_Fragment tekstu_:
● ● ● ● ● ● ●

Wysłany: Wto Wrz 09, 2014 12:08 [R600] Ciężko wchodzą biegi
Typ: SDi Rodzaj silnika: diesel Pojemnosc silnika: 2.0 Rok produkcji: 1999
Witam, od dwóch dni w moim roverze pojawia sie problem wyrzucania biegów jesli samochod stoi dłużej nie jezdzony. Wsiadam rano i nie moge wrzuci jedynki a przy wrzucaniu wstecznego strasznie zgrzyta... Jak podpompuje 3-4 razy sprzęgłem to jedynka wchodzi łatwiej a jak przejade kawałek to pozniej juz biegi wchodzą w miare dobrze chociaż i tak za ciezko niż powinny. W marcu był założony nowy wysprzeglik i pompka sprzegla. Pytanie brzmi czy to wina sprzegla czy skrzyni biegów? Czy takie objawy moze sprawiać brak lub niski poziom oleju w skrzyni biegów czy raczej to cos ze sprzęgłem?
SPAMU¦
Wysłany: Wto Wrz 09, 2014 12:08 Post o charakterze reklamowym. Każde Twoje kliknięcie zwiększa nasze szanse przeżycia ;)
Pomógł: 6 razy Dołączył: 25 Mar 2013 Posty: 370 Skąd: Częstochowa
Wysłany: Czw Wrz 11, 2014 12:10
Identyczne objawy kiedyś widziałem w aucie w którym zebrała się woda w układzie sprzęgła, wystarczyło wymienić płyn. Jak auto stało w nocy w garażu to rano nie było problemów natomiast jak stał w nocy na zewnątrz to ciężko było jakikolwiek bieg wrzucić. Może warto to sprawdzić. Co do braku oleju w skrzyni to miałem styczność z R620 Sdi który zgubił olej w skrzyni przez walnięty uszczelniacz na półosi to jedynym objawem było, że V bieg sam wyskakiwał.

● ● ● ● ● ● ●

_Wpisy wejściowe_:
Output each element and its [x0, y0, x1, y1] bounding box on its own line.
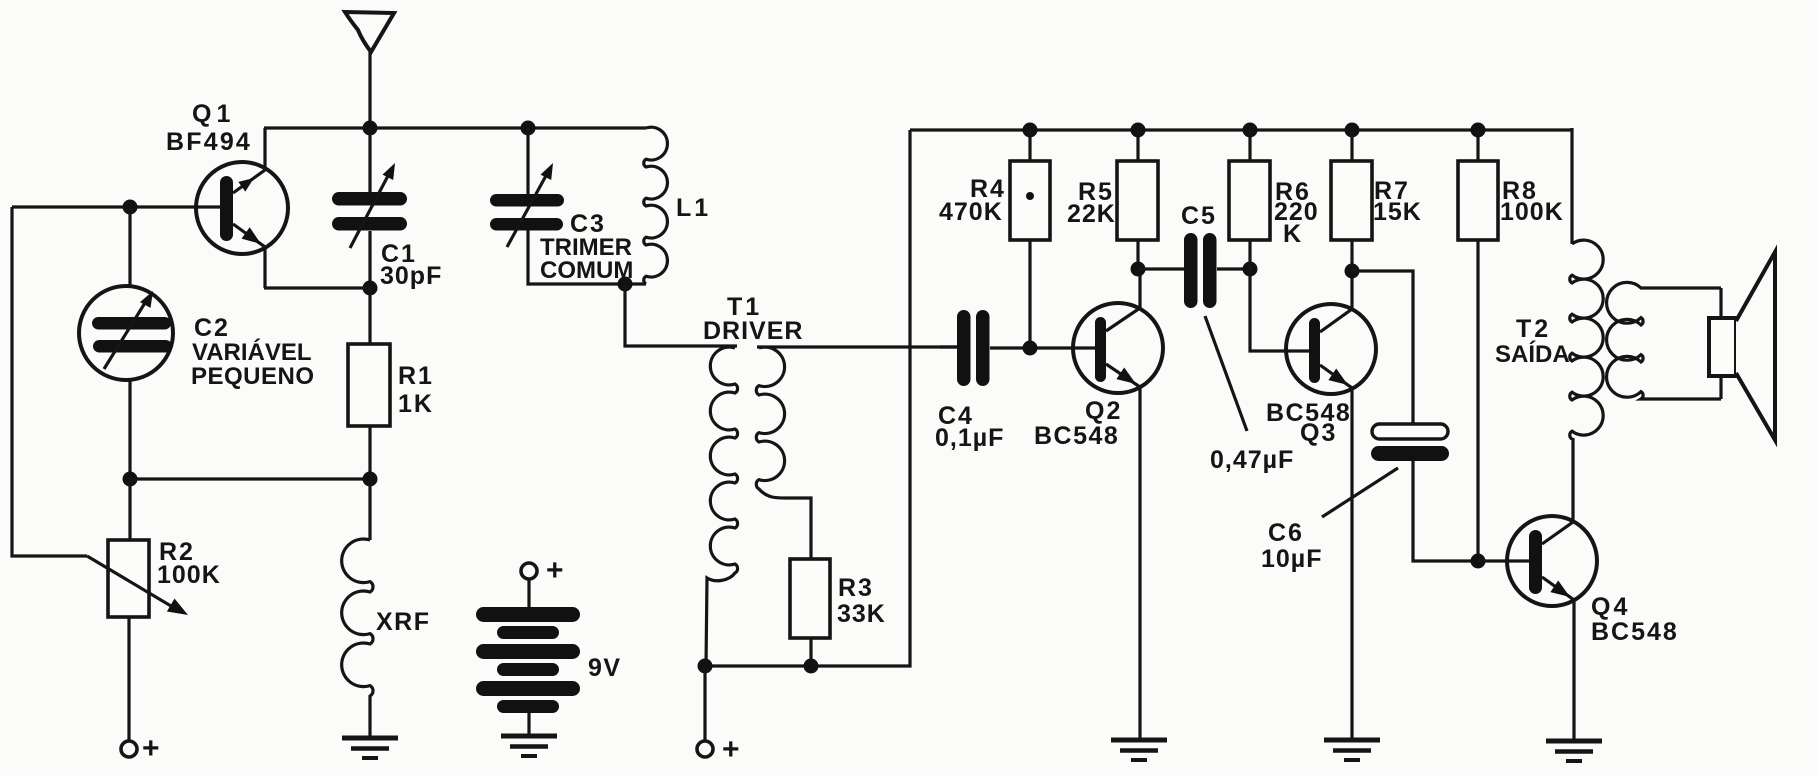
svg-text:BC548: BC548	[1591, 618, 1679, 646]
node T1 bottom junction	[698, 659, 713, 674]
transistor Q2 emitter	[1106, 364, 1140, 738]
svg-text:DRIVER: DRIVER	[703, 317, 803, 345]
svg-text:+: +	[142, 732, 160, 765]
svg-text:+: +	[546, 554, 564, 587]
terminal battery plus	[521, 563, 537, 579]
capacitor C4 plates	[957, 310, 971, 386]
resistor R1 body	[348, 344, 390, 426]
svg-text:BF494: BF494	[166, 128, 252, 156]
terminal plus bottom	[697, 741, 713, 757]
transistor Q3 outline	[1286, 304, 1376, 394]
capacitor C3 arrow	[507, 172, 548, 247]
svg-text:R3: R3	[838, 574, 874, 602]
wire antenna lead	[368, 52, 371, 128]
wire Q1 collector lead	[263, 128, 266, 172]
node C1-R1 junction	[363, 281, 378, 296]
wire speaker top	[1719, 288, 1722, 319]
svg-text:10µF: 10µF	[1261, 545, 1322, 573]
wire plus terminal lead	[703, 666, 706, 741]
speaker driver	[1709, 318, 1736, 376]
wire bottom rail	[705, 130, 910, 666]
ground under Q3	[1324, 738, 1380, 743]
wire top supply rail	[910, 128, 1572, 131]
svg-text:33K: 33K	[837, 600, 886, 628]
svg-text:100K: 100K	[157, 561, 221, 589]
svg-text:Q3: Q3	[1300, 419, 1337, 447]
wire R8 top lead	[1476, 130, 1479, 161]
potentiometer R2 wiper arrow	[87, 556, 176, 609]
capacitor C1 arrow	[350, 172, 390, 248]
node R5 top	[1131, 123, 1146, 138]
node R4 top	[1023, 123, 1038, 138]
transistor Q4 emitter	[1542, 577, 1574, 739]
wire mid horizontal	[130, 477, 370, 480]
wire R6 bottom lead	[1248, 240, 1251, 269]
node antenna junction	[363, 121, 378, 136]
wire top rail right corner	[1570, 128, 1573, 244]
transistor Q3 collector	[1320, 271, 1352, 332]
capacitor C2 plates	[92, 317, 171, 330]
transistor Q1 base bar	[220, 176, 233, 241]
svg-text:Q2: Q2	[1085, 397, 1122, 425]
wire R2 bottom lead	[127, 617, 130, 741]
wire C1 bottom lead	[368, 231, 371, 288]
wire battery top lead	[527, 579, 530, 608]
antenna	[345, 12, 394, 52]
svg-text:L1: L1	[676, 194, 711, 222]
wire R5 top lead	[1136, 130, 1139, 161]
wire R4 bottom lead	[1028, 240, 1031, 348]
node C3-L1 junction	[618, 277, 633, 292]
node Q4 base junction	[1471, 554, 1486, 569]
resistor R7 body	[1331, 161, 1372, 240]
wire battery bottom lead	[527, 713, 530, 736]
wire speaker bottom	[1719, 375, 1722, 399]
svg-text:PEQUENO: PEQUENO	[191, 363, 315, 390]
capacitor C6 bottom plate	[1371, 446, 1449, 461]
wire R4 top lead	[1028, 130, 1031, 161]
svg-text:R1: R1	[398, 362, 434, 390]
ground under XRF	[342, 736, 398, 741]
wire T1 secondary top	[757, 345, 957, 348]
wire R8 bottom lead	[1476, 240, 1479, 561]
svg-text:30pF: 30pF	[380, 262, 442, 290]
transistor Q3 emitter	[1320, 365, 1352, 738]
transistor Q1 outline	[196, 162, 288, 254]
wire R6 top lead	[1248, 130, 1251, 161]
svg-text:1K: 1K	[398, 390, 434, 418]
wire C6 bottom lead	[1413, 461, 1478, 561]
transistor Q4 base bar	[1529, 530, 1542, 594]
ground under Q4	[1546, 739, 1602, 744]
svg-text:0,47µF: 0,47µF	[1210, 446, 1294, 474]
svg-text:BC548: BC548	[1034, 422, 1119, 450]
svg-text:+: +	[722, 733, 740, 766]
svg-text:100K: 100K	[1500, 198, 1564, 226]
resistor R3 body	[790, 559, 830, 638]
svg-text:K: K	[1283, 220, 1302, 248]
transistor Q1 emitter	[233, 224, 265, 288]
resistor R8 body	[1458, 161, 1498, 240]
svg-text:22K: 22K	[1067, 200, 1116, 228]
transistor Q1 collector	[233, 170, 265, 193]
resistor R4 dot	[1026, 192, 1034, 200]
wire Q4 base lead	[1478, 559, 1529, 562]
svg-text:C6: C6	[1268, 519, 1304, 547]
transistor Q2 base bar	[1095, 317, 1106, 382]
node Q2 collector junction	[1131, 262, 1146, 277]
capacitor C3 plates	[490, 194, 564, 207]
inductor L1	[644, 127, 668, 284]
transformer T2 primary	[1570, 240, 1603, 439]
wire L1 junction to T1	[625, 284, 737, 346]
node C2-R2 junction	[123, 472, 138, 487]
capacitor C1 plates	[332, 192, 407, 206]
wire R1 bottom lead	[368, 426, 371, 480]
transistor Q4 collector	[1542, 438, 1573, 544]
leader 0,47uF	[1205, 316, 1247, 431]
node R6 top	[1243, 123, 1258, 138]
node R7 top	[1345, 123, 1360, 138]
svg-text:COMUM: COMUM	[540, 257, 633, 284]
wire Q1 emitter to C1	[264, 286, 370, 289]
inductor XRF	[342, 539, 373, 696]
node Q1 base junction	[123, 200, 138, 215]
wire R5 to C5	[1138, 267, 1184, 270]
leader C6	[1322, 468, 1398, 517]
wire Q1 base lead	[12, 205, 221, 208]
capacitor C2 arrow	[104, 298, 148, 369]
svg-text:470K: 470K	[939, 198, 1003, 226]
svg-text:9V: 9V	[588, 654, 622, 682]
wire C3 top lead	[526, 128, 529, 195]
transformer T1 secondary	[756, 347, 811, 559]
svg-text:XRF: XRF	[376, 608, 431, 636]
wire Q3 collector to C6	[1352, 271, 1413, 424]
potentiometer R2 body	[108, 540, 149, 617]
terminal minus left	[121, 741, 137, 757]
svg-text:SAÍDA: SAÍDA	[1495, 340, 1570, 368]
wire C4 to Q2	[990, 346, 1095, 349]
svg-text:T2: T2	[1516, 315, 1551, 343]
wire R7 top lead	[1350, 130, 1353, 161]
svg-text:0,1µF: 0,1µF	[935, 424, 1004, 452]
wire R3 bottom lead	[809, 638, 812, 666]
wire C3 bottom lead	[528, 230, 646, 284]
node R8 top	[1471, 123, 1486, 138]
node Q3 collector junction	[1345, 264, 1360, 279]
wire XRF bottom lead	[368, 695, 371, 738]
wire left rail	[12, 207, 87, 556]
wire R2 top lead	[128, 479, 131, 540]
battery 9V plates	[476, 607, 580, 622]
wire C5 junction to Q3 base	[1250, 269, 1309, 351]
node C3 junction	[521, 121, 536, 136]
resistor R5 body	[1117, 161, 1158, 240]
wire C5 to R6	[1217, 267, 1250, 270]
transistor Q4 outline	[1507, 516, 1597, 606]
transistor Q2 collector	[1106, 269, 1140, 331]
wire C2 top lead	[128, 207, 131, 287]
wire XRF top lead	[368, 479, 371, 540]
svg-text:Q1: Q1	[192, 100, 235, 128]
wire T1 to C4	[940, 345, 957, 348]
wire top-left rail	[264, 126, 646, 129]
transformer T2 secondary	[1607, 282, 1721, 399]
svg-text:15K: 15K	[1373, 198, 1422, 226]
wire R7 bottom lead	[1350, 240, 1353, 271]
node R6 bottom junction	[1243, 262, 1258, 277]
speaker cone	[1736, 252, 1775, 440]
capacitor C6 top plate	[1372, 424, 1448, 439]
node R1-XRF junction	[363, 472, 378, 487]
transistor Q3 base bar	[1309, 318, 1320, 383]
transistor Q2 outline	[1073, 303, 1163, 393]
svg-text:VARIÁVEL: VARIÁVEL	[192, 338, 312, 366]
svg-text:C2: C2	[194, 314, 230, 342]
resistor R6 body	[1229, 161, 1270, 240]
wire R5 bottom lead	[1136, 240, 1139, 269]
transformer T1 primary	[706, 347, 738, 666]
svg-text:Q4: Q4	[1591, 593, 1630, 621]
node R3 bottom junction	[804, 659, 819, 674]
ground under battery	[501, 734, 557, 739]
capacitor C5 plates	[1184, 233, 1198, 308]
svg-text:C5: C5	[1181, 202, 1217, 230]
capacitor C2 outline	[79, 286, 173, 380]
wire R1 top lead	[368, 288, 371, 344]
ground under Q2	[1111, 738, 1167, 743]
wire C1 top lead	[368, 128, 371, 192]
node R4-Q2 junction	[1023, 341, 1038, 356]
wire C2 bottom lead	[128, 379, 131, 479]
resistor R4 body	[1010, 161, 1050, 240]
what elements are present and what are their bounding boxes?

● ● ● ● ● ● ●

_Zadanie A_: Jakie dane pojazdu podaje autor wątku o ciężko wchodzących biegach w wierszu pod tytułem? Wymień wszystkie.
_Zadanie B_: Wyodrębnij z wpisów każdy wiersz, w którym występuje słowo „plus”.
Wpisy nie mają żadnego związku z wątkiem o ciężko wchodzących biegach.

_Odpowiedź pisemna A_:
Typ: SDi
Rodzaj silnika: diesel
Pojemnosc silnika: 2.0
Rok produkcji: 1999

_Odpowiedź pisemna B_:
terminal battery plus	[521, 563, 537, 579]
terminal plus bottom	[697, 741, 713, 757]
wire plus terminal lead	[703, 666, 706, 741]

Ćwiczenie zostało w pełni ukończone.